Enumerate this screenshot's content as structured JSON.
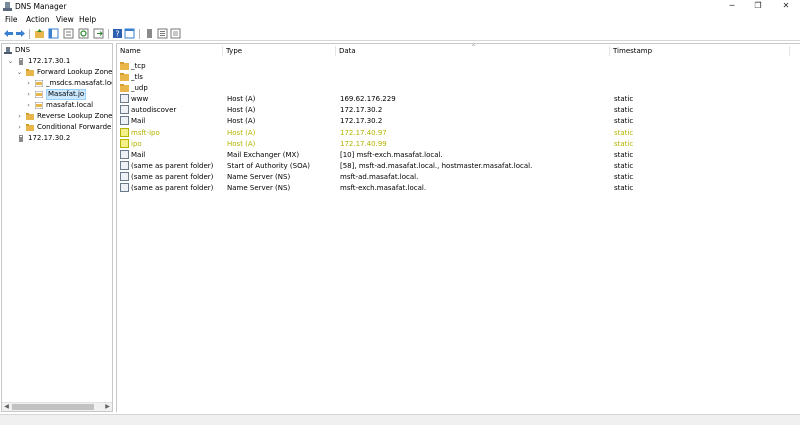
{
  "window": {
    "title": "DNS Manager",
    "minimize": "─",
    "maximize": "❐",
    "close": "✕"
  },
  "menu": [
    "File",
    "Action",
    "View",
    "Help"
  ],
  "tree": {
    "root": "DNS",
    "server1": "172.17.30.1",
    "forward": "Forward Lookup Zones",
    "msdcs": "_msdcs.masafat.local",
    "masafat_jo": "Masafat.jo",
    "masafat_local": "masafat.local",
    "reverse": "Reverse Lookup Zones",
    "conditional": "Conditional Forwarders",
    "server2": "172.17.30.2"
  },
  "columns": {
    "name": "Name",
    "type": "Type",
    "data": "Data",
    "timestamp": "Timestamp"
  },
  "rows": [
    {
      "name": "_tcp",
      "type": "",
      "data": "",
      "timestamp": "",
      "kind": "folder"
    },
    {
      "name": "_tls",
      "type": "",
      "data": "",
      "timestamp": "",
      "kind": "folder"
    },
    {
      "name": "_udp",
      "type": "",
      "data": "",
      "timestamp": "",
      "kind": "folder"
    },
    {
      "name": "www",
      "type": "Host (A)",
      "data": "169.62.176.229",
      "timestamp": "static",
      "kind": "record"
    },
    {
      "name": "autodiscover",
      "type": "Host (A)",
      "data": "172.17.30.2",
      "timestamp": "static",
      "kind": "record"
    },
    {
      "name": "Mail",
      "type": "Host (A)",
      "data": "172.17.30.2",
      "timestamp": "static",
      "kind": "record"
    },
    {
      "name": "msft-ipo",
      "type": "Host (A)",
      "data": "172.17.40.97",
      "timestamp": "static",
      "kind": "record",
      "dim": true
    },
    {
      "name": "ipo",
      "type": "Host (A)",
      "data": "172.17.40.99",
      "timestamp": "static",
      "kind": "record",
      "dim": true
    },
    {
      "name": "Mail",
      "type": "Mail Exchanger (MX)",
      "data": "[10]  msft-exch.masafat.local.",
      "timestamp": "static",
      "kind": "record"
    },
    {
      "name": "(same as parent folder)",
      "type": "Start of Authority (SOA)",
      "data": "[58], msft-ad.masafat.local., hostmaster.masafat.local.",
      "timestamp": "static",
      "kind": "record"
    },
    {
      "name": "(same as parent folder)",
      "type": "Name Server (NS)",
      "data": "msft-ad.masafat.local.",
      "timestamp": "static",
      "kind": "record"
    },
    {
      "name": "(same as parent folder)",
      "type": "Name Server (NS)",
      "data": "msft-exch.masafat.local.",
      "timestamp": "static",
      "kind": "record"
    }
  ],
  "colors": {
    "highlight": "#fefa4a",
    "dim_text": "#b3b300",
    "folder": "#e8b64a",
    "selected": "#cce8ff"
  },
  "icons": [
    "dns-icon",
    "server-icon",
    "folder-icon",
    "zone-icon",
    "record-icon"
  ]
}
^^^^
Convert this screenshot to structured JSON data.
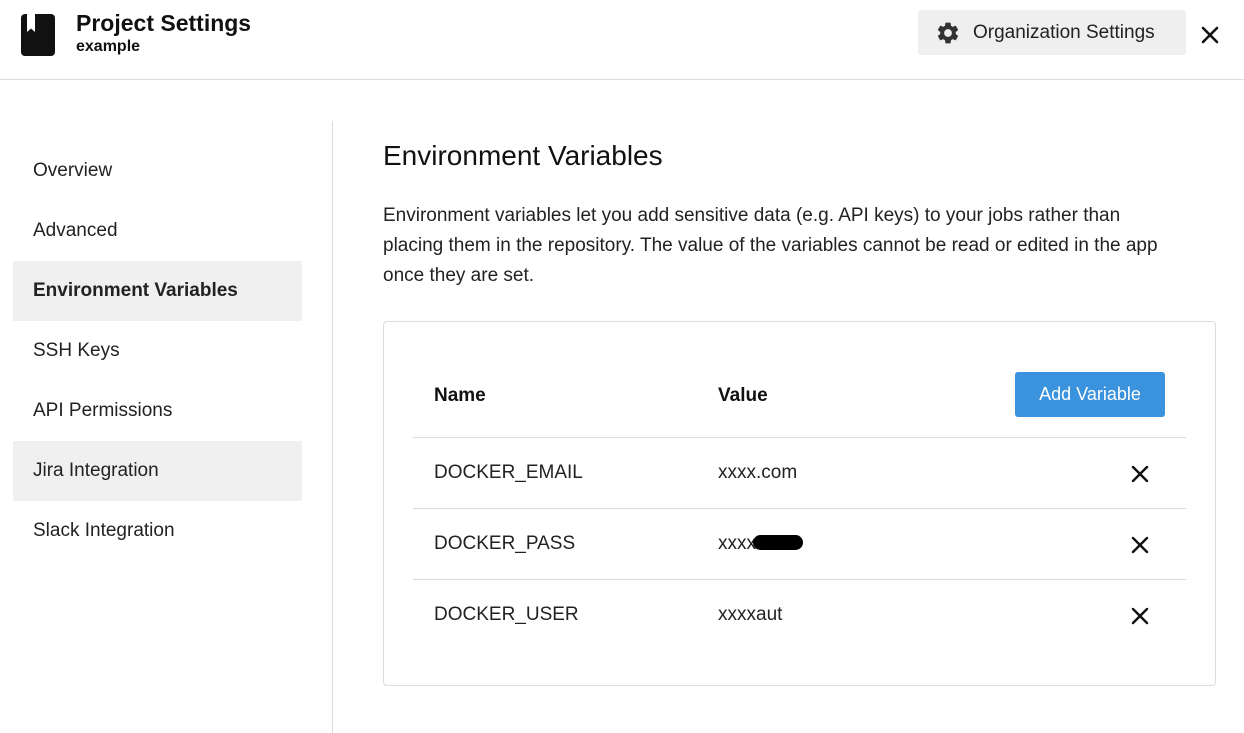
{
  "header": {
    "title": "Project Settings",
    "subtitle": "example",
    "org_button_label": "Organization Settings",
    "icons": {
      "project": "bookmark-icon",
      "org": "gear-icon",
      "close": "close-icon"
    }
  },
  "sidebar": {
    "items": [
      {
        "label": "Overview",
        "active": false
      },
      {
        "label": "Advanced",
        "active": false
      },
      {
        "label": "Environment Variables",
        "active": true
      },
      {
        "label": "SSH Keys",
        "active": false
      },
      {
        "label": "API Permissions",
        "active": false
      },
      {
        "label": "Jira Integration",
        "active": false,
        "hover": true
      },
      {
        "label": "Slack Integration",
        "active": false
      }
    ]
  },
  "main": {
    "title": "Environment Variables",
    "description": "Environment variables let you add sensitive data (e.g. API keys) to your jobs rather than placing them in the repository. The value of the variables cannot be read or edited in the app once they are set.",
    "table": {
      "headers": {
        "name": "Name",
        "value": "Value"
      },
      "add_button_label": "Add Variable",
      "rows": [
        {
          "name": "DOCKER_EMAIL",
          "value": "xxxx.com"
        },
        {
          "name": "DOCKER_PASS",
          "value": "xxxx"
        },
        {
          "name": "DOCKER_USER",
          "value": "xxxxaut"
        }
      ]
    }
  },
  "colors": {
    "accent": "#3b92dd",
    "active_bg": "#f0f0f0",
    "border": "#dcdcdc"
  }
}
^^^^
◆ What the exercise asks ◆
Among the entries above, how many lines hold the string "Settings"? Respond with nothing but the number.

◆ Answer ◆
2